** Available records **

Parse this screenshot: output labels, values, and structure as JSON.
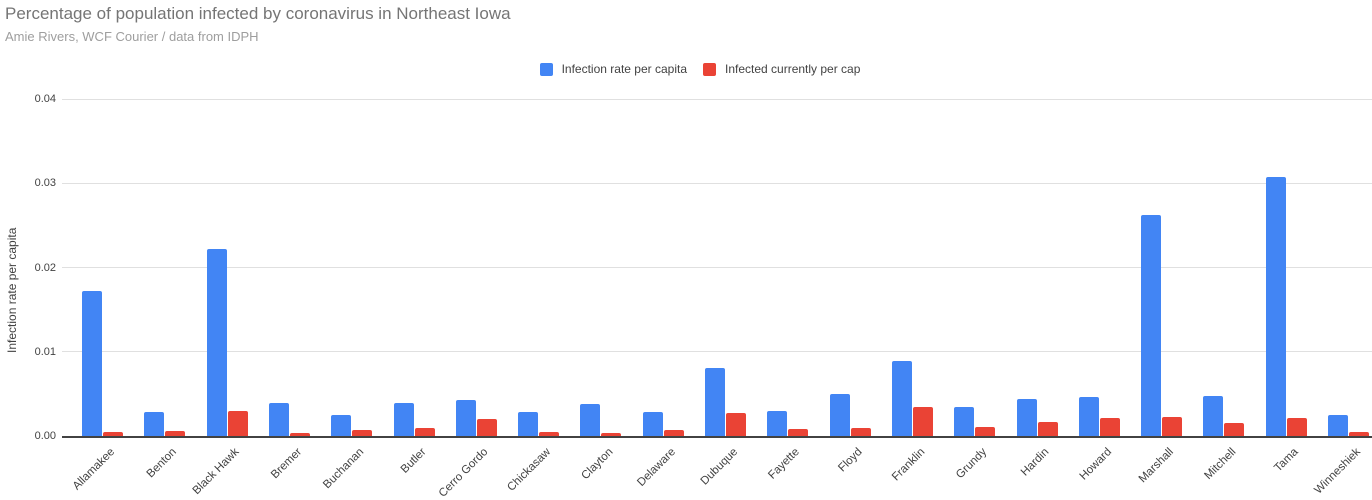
{
  "header": {
    "title": "Percentage of population infected by coronavirus in Northeast Iowa",
    "subtitle": "Amie Rivers, WCF Courier / data from IDPH"
  },
  "legend": {
    "items": [
      {
        "label": "Infection rate per capita",
        "color": "#4285F4"
      },
      {
        "label": "Infected currently per cap",
        "color": "#EA4335"
      }
    ]
  },
  "colors": {
    "series_blue": "#4285F4",
    "series_red": "#EA4335",
    "title_text": "#757575",
    "subtitle_text": "#9e9e9e",
    "axis_text": "#424242",
    "gridline": "#e0e0e0",
    "axis_line": "#424242"
  },
  "chart_data": {
    "type": "bar",
    "title": "Percentage of population infected by coronavirus in Northeast Iowa",
    "subtitle": "Amie Rivers, WCF Courier / data from IDPH",
    "xlabel": "",
    "ylabel": "Infection rate per capita",
    "ylim": [
      0,
      0.04
    ],
    "yticks": [
      "0.00",
      "0.01",
      "0.02",
      "0.03",
      "0.04"
    ],
    "grid": true,
    "legend_position": "top-center",
    "categories": [
      "Allamakee",
      "Benton",
      "Black Hawk",
      "Bremer",
      "Buchanan",
      "Butler",
      "Cerro Gordo",
      "Chickasaw",
      "Clayton",
      "Delaware",
      "Dubuque",
      "Fayette",
      "Floyd",
      "Franklin",
      "Grundy",
      "Hardin",
      "Howard",
      "Marshall",
      "Mitchell",
      "Tama",
      "Winneshiek"
    ],
    "series": [
      {
        "name": "Infection rate per capita",
        "color": "#4285F4",
        "values": [
          0.0172,
          0.0029,
          0.0222,
          0.0039,
          0.0025,
          0.0039,
          0.0043,
          0.0028,
          0.0038,
          0.0029,
          0.0081,
          0.003,
          0.005,
          0.0089,
          0.0034,
          0.0044,
          0.0046,
          0.0262,
          0.0048,
          0.0307,
          0.0025
        ]
      },
      {
        "name": "Infected currently per cap",
        "color": "#EA4335",
        "values": [
          0.0005,
          0.0006,
          0.003,
          0.0003,
          0.0007,
          0.0009,
          0.002,
          0.0005,
          0.0003,
          0.0007,
          0.0027,
          0.0008,
          0.001,
          0.0035,
          0.0011,
          0.0017,
          0.0021,
          0.0023,
          0.0016,
          0.0021,
          0.0005
        ]
      }
    ]
  }
}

** Instructions for the task **
Please find the lines in the data that contain the word "IDPH" and copy them.

** Worked solution **
    "subtitle": "Amie Rivers, WCF Courier / data from IDPH"
    "subtitle": "Amie Rivers, WCF Courier / data from IDPH",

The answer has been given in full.